EXTRACTED ENTRIES.
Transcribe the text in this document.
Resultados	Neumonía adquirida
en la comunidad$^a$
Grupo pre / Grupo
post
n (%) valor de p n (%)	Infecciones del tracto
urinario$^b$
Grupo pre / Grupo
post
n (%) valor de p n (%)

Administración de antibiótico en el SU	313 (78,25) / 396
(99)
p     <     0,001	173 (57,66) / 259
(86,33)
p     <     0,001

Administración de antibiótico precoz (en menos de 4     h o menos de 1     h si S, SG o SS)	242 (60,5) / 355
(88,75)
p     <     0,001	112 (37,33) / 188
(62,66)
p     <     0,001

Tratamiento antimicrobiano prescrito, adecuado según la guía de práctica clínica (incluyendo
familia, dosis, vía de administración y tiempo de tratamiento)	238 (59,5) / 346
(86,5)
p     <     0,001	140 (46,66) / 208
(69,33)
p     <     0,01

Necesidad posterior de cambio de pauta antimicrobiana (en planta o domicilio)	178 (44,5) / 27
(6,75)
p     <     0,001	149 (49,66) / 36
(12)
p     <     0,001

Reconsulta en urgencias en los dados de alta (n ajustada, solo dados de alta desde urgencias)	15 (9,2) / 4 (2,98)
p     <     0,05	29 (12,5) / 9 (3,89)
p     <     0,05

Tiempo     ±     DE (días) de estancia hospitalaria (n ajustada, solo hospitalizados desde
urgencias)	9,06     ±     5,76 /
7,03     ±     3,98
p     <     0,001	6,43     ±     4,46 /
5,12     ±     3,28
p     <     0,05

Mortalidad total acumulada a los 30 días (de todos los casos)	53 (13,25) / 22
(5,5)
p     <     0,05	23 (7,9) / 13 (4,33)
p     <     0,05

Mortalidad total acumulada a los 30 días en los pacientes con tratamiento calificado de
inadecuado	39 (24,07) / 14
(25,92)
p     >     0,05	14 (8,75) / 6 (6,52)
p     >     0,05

EXERCISE INSTRUCTIONS. Return all the data exactly as given.

FINISHED ANSWER.
Transcribe the text in this document.
Resultados	Neumonía adquirida
en la comunidad$^a$
Grupo pre / Grupo
post
n (%) valor de p n (%)	Infecciones del tracto
urinario$^b$
Grupo pre / Grupo
post
n (%) valor de p n (%)

Administración de antibiótico en el SU	313 (78,25) / 396
(99)
p     <     0,001	173 (57,66) / 259
(86,33)
p     <     0,001

Administración de antibiótico precoz (en menos de 4     h o menos de 1     h si S, SG o SS)	242 (60,5) / 355
(88,75)
p     <     0,001	112 (37,33) / 188
(62,66)
p     <     0,001

Tratamiento antimicrobiano prescrito, adecuado según la guía de práctica clínica (incluyendo
familia, dosis, vía de administración y tiempo de tratamiento)	238 (59,5) / 346
(86,5)
p     <     0,001	140 (46,66) / 208
(69,33)
p     <     0,01

Necesidad posterior de cambio de pauta antimicrobiana (en planta o domicilio)	178 (44,5) / 27
(6,75)
p     <     0,001	149 (49,66) / 36
(12)
p     <     0,001

Reconsulta en urgencias en los dados de alta (n ajustada, solo dados de alta desde urgencias)	15 (9,2) / 4 (2,98)
p     <     0,05	29 (12,5) / 9 (3,89)
p     <     0,05

Tiempo     ±     DE (días) de estancia hospitalaria (n ajustada, solo hospitalizados desde
urgencias)	9,06     ±     5,76 /
7,03     ±     3,98
p     <     0,001	6,43     ±     4,46 /
5,12     ±     3,28
p     <     0,05

Mortalidad total acumulada a los 30 días (de todos los casos)	53 (13,25) / 22
(5,5)
p     <     0,05	23 (7,9) / 13 (4,33)
p     <     0,05

Mortalidad total acumulada a los 30 días en los pacientes con tratamiento calificado de
inadecuado	39 (24,07) / 14
(25,92)
p     >     0,05	14 (8,75) / 6 (6,52)
p     >     0,05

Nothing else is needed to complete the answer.